__Work to complete__. Reproduce the entire listing word for word.

## start

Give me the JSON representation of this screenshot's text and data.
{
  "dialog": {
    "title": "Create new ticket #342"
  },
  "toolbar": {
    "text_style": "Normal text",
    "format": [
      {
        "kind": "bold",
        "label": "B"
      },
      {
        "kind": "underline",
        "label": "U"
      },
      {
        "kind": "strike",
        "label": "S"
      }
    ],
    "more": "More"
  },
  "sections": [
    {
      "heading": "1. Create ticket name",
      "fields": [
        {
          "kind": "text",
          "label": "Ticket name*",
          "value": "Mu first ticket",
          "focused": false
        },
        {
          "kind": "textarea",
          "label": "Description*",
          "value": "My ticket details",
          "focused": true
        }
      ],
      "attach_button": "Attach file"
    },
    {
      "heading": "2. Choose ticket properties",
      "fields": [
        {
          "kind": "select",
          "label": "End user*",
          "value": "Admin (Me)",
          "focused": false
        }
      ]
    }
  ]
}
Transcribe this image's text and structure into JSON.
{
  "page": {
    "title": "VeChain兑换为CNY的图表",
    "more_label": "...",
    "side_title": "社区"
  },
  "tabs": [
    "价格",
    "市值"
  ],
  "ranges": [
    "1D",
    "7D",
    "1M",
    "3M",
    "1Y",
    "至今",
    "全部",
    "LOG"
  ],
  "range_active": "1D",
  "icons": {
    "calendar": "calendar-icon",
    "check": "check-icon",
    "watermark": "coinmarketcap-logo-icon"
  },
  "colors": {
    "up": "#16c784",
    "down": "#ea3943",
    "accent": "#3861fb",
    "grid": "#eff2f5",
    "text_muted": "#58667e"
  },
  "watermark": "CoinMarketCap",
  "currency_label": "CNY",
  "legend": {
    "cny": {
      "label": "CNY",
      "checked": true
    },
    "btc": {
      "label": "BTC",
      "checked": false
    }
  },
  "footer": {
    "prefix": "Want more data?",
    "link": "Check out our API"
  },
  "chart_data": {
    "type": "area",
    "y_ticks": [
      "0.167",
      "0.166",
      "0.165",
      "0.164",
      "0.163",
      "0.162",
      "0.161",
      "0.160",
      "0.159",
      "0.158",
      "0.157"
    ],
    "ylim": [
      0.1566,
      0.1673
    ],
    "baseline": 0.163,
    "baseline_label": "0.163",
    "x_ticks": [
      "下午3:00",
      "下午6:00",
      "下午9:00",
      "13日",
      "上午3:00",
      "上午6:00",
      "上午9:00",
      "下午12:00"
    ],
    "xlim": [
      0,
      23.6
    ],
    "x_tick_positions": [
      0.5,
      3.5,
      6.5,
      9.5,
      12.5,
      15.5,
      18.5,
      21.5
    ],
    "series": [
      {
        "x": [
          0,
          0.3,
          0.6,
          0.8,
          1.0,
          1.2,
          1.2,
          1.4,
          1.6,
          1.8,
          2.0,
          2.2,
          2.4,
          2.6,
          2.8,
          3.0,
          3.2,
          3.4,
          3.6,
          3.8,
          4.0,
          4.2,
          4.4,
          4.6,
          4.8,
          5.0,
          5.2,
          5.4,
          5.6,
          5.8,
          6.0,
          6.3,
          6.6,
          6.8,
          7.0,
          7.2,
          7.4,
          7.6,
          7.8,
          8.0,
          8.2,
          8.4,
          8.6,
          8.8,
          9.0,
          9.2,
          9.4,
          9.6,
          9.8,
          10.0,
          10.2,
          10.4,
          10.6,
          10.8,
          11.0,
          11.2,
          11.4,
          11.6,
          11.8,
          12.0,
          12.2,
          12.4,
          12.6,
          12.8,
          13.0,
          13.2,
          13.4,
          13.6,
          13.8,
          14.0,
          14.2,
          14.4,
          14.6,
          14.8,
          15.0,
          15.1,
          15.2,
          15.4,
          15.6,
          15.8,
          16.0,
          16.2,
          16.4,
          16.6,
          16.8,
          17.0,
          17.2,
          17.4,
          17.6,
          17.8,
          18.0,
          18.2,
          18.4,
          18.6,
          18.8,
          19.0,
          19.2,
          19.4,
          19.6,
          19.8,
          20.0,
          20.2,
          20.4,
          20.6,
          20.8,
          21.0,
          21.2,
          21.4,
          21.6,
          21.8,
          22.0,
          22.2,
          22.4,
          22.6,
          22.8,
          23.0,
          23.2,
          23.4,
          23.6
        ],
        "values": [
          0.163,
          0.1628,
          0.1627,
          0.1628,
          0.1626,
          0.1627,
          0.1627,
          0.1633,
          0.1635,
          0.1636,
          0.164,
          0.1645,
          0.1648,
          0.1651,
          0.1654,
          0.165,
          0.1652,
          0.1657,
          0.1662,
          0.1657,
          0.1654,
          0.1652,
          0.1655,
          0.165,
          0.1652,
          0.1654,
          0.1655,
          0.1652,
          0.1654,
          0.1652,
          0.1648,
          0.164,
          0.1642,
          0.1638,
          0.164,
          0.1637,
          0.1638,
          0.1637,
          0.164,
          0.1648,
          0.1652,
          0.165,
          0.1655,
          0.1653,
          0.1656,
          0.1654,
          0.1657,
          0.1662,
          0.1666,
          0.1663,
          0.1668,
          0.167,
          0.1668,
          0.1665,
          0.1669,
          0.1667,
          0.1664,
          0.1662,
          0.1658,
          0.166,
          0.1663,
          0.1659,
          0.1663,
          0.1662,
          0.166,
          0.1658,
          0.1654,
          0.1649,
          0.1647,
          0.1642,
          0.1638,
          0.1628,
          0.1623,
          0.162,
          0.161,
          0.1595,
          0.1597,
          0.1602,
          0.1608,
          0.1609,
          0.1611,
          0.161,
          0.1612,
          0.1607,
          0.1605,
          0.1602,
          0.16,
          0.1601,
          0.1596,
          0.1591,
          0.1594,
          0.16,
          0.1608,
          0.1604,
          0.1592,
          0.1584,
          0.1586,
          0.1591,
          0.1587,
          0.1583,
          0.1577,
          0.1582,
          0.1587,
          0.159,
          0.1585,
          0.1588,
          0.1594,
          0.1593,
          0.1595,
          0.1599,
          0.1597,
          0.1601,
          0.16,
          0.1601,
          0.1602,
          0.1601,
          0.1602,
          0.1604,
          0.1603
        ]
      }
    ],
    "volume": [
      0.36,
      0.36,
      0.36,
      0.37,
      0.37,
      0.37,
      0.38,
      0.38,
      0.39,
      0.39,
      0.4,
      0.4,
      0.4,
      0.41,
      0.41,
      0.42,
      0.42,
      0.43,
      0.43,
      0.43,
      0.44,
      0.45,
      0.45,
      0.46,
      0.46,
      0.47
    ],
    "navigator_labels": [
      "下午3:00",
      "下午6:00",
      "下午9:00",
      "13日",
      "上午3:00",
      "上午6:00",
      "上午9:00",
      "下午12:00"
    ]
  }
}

## end

__Solved exercise__.
Give me the JSON representation of this screenshot's text and data.
{
  "dialog": {
    "title": "Create new ticket #342"
  },
  "toolbar": {
    "text_style": "Normal text",
    "format": [
      {
        "kind": "bold",
        "label": "B"
      },
      {
        "kind": "underline",
        "label": "U"
      },
      {
        "kind": "strike",
        "label": "S"
      }
    ],
    "more": "More"
  },
  "sections": [
    {
      "heading": "1. Create ticket name",
      "fields": [
        {
          "kind": "text",
          "label": "Ticket name*",
          "value": "Mu first ticket",
          "focused": false
        },
        {
          "kind": "textarea",
          "label": "Description*",
          "value": "My ticket details",
          "focused": true
        }
      ],
      "attach_button": "Attach file"
    },
    {
      "heading": "2. Choose ticket properties",
      "fields": [
        {
          "kind": "select",
          "label": "End user*",
          "value": "Admin (Me)",
          "focused": false
        }
      ]
    }
  ]
}
Transcribe this image's text and structure into JSON.
{
  "page": {
    "title": "VeChain兑换为CNY的图表",
    "more_label": "...",
    "side_title": "社区"
  },
  "tabs": [
    "价格",
    "市值"
  ],
  "ranges": [
    "1D",
    "7D",
    "1M",
    "3M",
    "1Y",
    "至今",
    "全部",
    "LOG"
  ],
  "range_active": "1D",
  "icons": {
    "calendar": "calendar-icon",
    "check": "check-icon",
    "watermark": "coinmarketcap-logo-icon"
  },
  "colors": {
    "up": "#16c784",
    "down": "#ea3943",
    "accent": "#3861fb",
    "grid": "#eff2f5",
    "text_muted": "#58667e"
  },
  "watermark": "CoinMarketCap",
  "currency_label": "CNY",
  "legend": {
    "cny": {
      "label": "CNY",
      "checked": true
    },
    "btc": {
      "label": "BTC",
      "checked": false
    }
  },
  "footer": {
    "prefix": "Want more data?",
    "link": "Check out our API"
  },
  "chart_data": {
    "type": "area",
    "y_ticks": [
      "0.167",
      "0.166",
      "0.165",
      "0.164",
      "0.163",
      "0.162",
      "0.161",
      "0.160",
      "0.159",
      "0.158",
      "0.157"
    ],
    "ylim": [
      0.1566,
      0.1673
    ],
    "baseline": 0.163,
    "baseline_label": "0.163",
    "x_ticks": [
      "下午3:00",
      "下午6:00",
      "下午9:00",
      "13日",
      "上午3:00",
      "上午6:00",
      "上午9:00",
      "下午12:00"
    ],
    "xlim": [
      0,
      23.6
    ],
    "x_tick_positions": [
      0.5,
      3.5,
      6.5,
      9.5,
      12.5,
      15.5,
      18.5,
      21.5
    ],
    "series": [
      {
        "x": [
          0,
          0.3,
          0.6,
          0.8,
          1.0,
          1.2,
          1.2,
          1.4,
          1.6,
          1.8,
          2.0,
          2.2,
          2.4,
          2.6,
          2.8,
          3.0,
          3.2,
          3.4,
          3.6,
          3.8,
          4.0,
          4.2,
          4.4,
          4.6,
          4.8,
          5.0,
          5.2,
          5.4,
          5.6,
          5.8,
          6.0,
          6.3,
          6.6,
          6.8,
          7.0,
          7.2,
          7.4,
          7.6,
          7.8,
          8.0,
          8.2,
          8.4,
          8.6,
          8.8,
          9.0,
          9.2,
          9.4,
          9.6,
          9.8,
          10.0,
          10.2,
          10.4,
          10.6,
          10.8,
          11.0,
          11.2,
          11.4,
          11.6,
          11.8,
          12.0,
          12.2,
          12.4,
          12.6,
          12.8,
          13.0,
          13.2,
          13.4,
          13.6,
          13.8,
          14.0,
          14.2,
          14.4,
          14.6,
          14.8,
          15.0,
          15.1,
          15.2,
          15.4,
          15.6,
          15.8,
          16.0,
          16.2,
          16.4,
          16.6,
          16.8,
          17.0,
          17.2,
          17.4,
          17.6,
          17.8,
          18.0,
          18.2,
          18.4,
          18.6,
          18.8,
          19.0,
          19.2,
          19.4,
          19.6,
          19.8,
          20.0,
          20.2,
          20.4,
          20.6,
          20.8,
          21.0,
          21.2,
          21.4,
          21.6,
          21.8,
          22.0,
          22.2,
          22.4,
          22.6,
          22.8,
          23.0,
          23.2,
          23.4,
          23.6
        ],
        "values": [
          0.163,
          0.1628,
          0.1627,
          0.1628,
          0.1626,
          0.1627,
          0.1627,
          0.1633,
          0.1635,
          0.1636,
          0.164,
          0.1645,
          0.1648,
          0.1651,
          0.1654,
          0.165,
          0.1652,
          0.1657,
          0.1662,
          0.1657,
          0.1654,
          0.1652,
          0.1655,
          0.165,
          0.1652,
          0.1654,
          0.1655,
          0.1652,
          0.1654,
          0.1652,
          0.1648,
          0.164,
          0.1642,
          0.1638,
          0.164,
          0.1637,
          0.1638,
          0.1637,
          0.164,
          0.1648,
          0.1652,
          0.165,
          0.1655,
          0.1653,
          0.1656,
          0.1654,
          0.1657,
          0.1662,
          0.1666,
          0.1663,
          0.1668,
          0.167,
          0.1668,
          0.1665,
          0.1669,
          0.1667,
          0.1664,
          0.1662,
          0.1658,
          0.166,
          0.1663,
          0.1659,
          0.1663,
          0.1662,
          0.166,
          0.1658,
          0.1654,
          0.1649,
          0.1647,
          0.1642,
          0.1638,
          0.1628,
          0.1623,
          0.162,
          0.161,
          0.1595,
          0.1597,
          0.1602,
          0.1608,
          0.1609,
          0.1611,
          0.161,
          0.1612,
          0.1607,
          0.1605,
          0.1602,
          0.16,
          0.1601,
          0.1596,
          0.1591,
          0.1594,
          0.16,
          0.1608,
          0.1604,
          0.1592,
          0.1584,
          0.1586,
          0.1591,
          0.1587,
          0.1583,
          0.1577,
          0.1582,
          0.1587,
          0.159,
          0.1585,
          0.1588,
          0.1594,
          0.1593,
          0.1595,
          0.1599,
          0.1597,
          0.1601,
          0.16,
          0.1601,
          0.1602,
          0.1601,
          0.1602,
          0.1604,
          0.1603
        ]
      }
    ],
    "volume": [
      0.36,
      0.36,
      0.36,
      0.37,
      0.37,
      0.37,
      0.38,
      0.38,
      0.39,
      0.39,
      0.4,
      0.4,
      0.4,
      0.41,
      0.41,
      0.42,
      0.42,
      0.43,
      0.43,
      0.43,
      0.44,
      0.45,
      0.45,
      0.46,
      0.46,
      0.47
    ],
    "navigator_labels": [
      "下午3:00",
      "下午6:00",
      "下午9:00",
      "13日",
      "上午3:00",
      "上午6:00",
      "上午9:00",
      "下午12:00"
    ]
  }
}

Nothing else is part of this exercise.